PROVIDED DATA start

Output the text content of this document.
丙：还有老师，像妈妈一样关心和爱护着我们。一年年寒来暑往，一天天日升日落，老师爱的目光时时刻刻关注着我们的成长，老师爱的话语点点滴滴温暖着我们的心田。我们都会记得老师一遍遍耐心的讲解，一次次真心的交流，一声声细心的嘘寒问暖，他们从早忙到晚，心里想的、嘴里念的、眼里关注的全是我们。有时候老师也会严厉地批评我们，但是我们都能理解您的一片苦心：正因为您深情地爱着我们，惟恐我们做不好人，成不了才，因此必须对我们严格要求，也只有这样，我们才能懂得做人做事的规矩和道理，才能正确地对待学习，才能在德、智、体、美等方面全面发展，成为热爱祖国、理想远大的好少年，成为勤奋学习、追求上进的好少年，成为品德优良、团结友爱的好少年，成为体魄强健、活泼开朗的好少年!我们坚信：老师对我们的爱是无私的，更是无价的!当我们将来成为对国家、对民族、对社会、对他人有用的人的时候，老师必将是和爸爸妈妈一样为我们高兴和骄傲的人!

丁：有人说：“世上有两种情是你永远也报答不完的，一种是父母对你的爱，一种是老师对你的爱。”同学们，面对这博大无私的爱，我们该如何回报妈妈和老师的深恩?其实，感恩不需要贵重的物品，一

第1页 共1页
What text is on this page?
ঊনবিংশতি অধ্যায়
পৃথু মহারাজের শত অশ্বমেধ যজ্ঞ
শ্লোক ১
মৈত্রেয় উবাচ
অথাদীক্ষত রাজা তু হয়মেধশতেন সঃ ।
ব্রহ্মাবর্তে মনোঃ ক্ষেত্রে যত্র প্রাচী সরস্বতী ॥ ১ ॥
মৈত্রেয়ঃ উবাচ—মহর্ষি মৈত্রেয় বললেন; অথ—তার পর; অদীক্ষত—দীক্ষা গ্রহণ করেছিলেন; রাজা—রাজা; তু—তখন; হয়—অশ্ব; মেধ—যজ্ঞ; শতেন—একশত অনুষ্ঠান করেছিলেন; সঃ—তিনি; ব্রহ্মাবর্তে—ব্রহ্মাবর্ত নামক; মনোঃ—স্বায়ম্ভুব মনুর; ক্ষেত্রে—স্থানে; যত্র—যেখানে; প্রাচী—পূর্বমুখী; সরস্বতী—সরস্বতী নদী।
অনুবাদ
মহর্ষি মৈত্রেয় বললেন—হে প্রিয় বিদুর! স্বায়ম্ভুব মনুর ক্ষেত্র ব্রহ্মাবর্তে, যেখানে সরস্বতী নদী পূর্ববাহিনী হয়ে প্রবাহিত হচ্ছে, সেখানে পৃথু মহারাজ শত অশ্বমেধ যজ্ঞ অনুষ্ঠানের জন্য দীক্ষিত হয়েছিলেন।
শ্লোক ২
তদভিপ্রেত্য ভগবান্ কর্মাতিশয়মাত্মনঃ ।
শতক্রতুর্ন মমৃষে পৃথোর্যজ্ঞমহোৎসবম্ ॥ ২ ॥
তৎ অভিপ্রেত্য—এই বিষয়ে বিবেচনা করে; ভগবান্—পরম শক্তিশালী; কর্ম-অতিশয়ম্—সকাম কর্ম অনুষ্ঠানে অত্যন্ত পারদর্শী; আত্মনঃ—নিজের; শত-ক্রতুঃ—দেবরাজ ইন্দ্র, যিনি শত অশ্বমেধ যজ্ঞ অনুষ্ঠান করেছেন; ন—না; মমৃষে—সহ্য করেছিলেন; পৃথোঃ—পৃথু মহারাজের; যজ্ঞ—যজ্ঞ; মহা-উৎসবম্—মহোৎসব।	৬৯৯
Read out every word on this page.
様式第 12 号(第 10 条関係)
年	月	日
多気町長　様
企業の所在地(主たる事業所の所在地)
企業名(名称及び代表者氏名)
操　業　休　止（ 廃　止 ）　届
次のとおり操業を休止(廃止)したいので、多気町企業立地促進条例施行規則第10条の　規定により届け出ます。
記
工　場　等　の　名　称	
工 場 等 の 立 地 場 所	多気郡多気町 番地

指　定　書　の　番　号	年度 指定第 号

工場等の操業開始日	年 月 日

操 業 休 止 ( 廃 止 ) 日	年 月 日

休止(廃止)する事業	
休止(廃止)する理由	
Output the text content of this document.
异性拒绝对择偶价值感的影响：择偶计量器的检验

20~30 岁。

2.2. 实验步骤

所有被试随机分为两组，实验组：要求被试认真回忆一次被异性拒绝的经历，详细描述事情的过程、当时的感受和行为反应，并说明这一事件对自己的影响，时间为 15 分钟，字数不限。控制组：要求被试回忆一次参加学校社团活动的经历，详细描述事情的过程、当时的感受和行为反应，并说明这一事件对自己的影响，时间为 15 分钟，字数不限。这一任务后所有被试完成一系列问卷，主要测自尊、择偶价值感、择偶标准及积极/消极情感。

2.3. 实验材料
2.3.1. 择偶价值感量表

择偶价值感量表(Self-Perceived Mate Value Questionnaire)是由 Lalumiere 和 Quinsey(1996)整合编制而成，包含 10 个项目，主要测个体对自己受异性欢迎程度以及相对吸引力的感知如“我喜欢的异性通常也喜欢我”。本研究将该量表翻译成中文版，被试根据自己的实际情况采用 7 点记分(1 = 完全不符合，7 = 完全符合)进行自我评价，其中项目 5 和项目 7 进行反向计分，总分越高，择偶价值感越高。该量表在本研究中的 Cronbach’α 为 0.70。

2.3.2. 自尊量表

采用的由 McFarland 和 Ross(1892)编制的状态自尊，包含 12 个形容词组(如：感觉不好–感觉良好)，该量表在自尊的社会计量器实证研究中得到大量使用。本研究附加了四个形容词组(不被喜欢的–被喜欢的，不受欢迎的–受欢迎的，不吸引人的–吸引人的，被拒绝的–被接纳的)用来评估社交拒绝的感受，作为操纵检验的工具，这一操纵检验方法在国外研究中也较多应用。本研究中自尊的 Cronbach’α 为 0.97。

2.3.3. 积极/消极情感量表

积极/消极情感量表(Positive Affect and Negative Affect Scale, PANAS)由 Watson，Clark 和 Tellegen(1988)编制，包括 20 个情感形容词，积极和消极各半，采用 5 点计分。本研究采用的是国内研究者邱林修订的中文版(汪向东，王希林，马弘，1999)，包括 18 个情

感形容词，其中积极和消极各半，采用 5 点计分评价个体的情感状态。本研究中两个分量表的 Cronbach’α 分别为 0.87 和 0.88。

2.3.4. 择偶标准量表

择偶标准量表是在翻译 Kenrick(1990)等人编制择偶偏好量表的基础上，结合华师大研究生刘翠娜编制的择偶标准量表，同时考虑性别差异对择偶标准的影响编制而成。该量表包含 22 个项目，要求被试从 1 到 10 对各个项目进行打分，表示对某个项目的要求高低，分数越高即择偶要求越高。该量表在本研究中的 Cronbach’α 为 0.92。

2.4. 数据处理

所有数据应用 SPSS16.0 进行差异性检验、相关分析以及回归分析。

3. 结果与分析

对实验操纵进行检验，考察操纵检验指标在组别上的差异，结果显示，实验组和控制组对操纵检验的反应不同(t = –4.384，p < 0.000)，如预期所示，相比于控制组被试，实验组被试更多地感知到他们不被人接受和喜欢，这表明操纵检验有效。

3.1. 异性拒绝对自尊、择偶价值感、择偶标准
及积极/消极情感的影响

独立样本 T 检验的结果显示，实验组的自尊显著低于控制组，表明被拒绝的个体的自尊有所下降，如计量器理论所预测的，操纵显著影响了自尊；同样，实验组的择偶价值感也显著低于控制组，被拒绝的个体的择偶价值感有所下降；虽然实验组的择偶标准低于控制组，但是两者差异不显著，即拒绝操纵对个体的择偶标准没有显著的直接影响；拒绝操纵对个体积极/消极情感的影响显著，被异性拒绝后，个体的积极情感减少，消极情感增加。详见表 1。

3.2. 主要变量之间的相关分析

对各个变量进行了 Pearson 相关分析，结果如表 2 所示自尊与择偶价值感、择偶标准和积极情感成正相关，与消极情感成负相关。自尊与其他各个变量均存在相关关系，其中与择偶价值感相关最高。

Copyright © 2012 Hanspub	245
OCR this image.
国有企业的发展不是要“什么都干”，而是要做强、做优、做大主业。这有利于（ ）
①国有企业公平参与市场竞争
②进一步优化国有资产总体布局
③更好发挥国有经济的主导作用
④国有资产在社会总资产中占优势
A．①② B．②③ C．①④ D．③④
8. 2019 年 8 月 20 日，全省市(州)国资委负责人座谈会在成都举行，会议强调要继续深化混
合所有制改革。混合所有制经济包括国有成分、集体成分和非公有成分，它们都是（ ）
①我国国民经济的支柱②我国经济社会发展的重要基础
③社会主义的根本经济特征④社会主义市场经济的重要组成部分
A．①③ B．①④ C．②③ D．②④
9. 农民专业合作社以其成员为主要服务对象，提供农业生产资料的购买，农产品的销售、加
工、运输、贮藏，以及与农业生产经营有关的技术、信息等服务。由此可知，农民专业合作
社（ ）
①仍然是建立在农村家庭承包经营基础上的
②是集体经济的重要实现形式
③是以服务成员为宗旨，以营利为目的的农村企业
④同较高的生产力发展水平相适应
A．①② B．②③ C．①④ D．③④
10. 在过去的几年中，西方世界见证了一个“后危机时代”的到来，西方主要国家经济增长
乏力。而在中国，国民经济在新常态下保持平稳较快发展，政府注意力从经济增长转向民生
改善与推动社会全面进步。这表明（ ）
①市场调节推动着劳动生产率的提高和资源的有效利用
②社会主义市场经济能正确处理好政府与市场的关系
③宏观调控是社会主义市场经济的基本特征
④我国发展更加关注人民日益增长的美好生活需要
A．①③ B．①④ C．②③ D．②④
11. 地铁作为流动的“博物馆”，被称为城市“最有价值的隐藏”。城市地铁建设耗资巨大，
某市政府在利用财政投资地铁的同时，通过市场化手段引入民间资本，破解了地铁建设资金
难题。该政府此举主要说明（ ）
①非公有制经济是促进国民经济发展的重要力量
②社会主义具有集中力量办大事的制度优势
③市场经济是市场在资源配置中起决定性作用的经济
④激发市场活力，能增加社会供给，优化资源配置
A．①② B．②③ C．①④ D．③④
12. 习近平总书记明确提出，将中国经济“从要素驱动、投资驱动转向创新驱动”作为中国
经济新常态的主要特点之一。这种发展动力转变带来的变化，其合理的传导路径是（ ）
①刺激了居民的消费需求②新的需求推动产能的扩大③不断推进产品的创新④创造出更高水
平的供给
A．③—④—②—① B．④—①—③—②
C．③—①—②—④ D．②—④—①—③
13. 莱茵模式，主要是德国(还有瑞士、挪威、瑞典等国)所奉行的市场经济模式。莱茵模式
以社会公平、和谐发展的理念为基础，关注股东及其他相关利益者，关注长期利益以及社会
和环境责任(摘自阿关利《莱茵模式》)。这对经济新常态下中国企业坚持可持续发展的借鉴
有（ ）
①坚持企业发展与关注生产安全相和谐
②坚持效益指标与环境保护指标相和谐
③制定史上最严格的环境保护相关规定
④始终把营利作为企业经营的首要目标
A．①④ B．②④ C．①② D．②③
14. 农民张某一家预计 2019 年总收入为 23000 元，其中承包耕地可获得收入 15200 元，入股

PROVIDED DATA end

THE TASK: Search the data above for lines holding "该量表在本研究中的" and copy each of them.

EXPECTED ANSWER:
择偶价值感量表(Self-Perceived Mate Value Questionnaire)是由 Lalumiere 和 Quinsey(1996)整合编制而成，包含 10 个项目，主要测个体对自己受异性欢迎程度以及相对吸引力的感知如“我喜欢的异性通常也喜欢我”。本研究将该量表翻译成中文版，被试根据自己的实际情况采用 7 点记分(1 = 完全不符合，7 = 完全符合)进行自我评价，其中项目 5 和项目 7 进行反向计分，总分越高，择偶价值感越高。该量表在本研究中的 Cronbach’α 为 0.70。
择偶标准量表是在翻译 Kenrick(1990)等人编制择偶偏好量表的基础上，结合华师大研究生刘翠娜编制的择偶标准量表，同时考虑性别差异对择偶标准的影响编制而成。该量表包含 22 个项目，要求被试从 1 到 10 对各个项目进行打分，表示对某个项目的要求高低，分数越高即择偶要求越高。该量表在本研究中的 Cronbach’α 为 0.92。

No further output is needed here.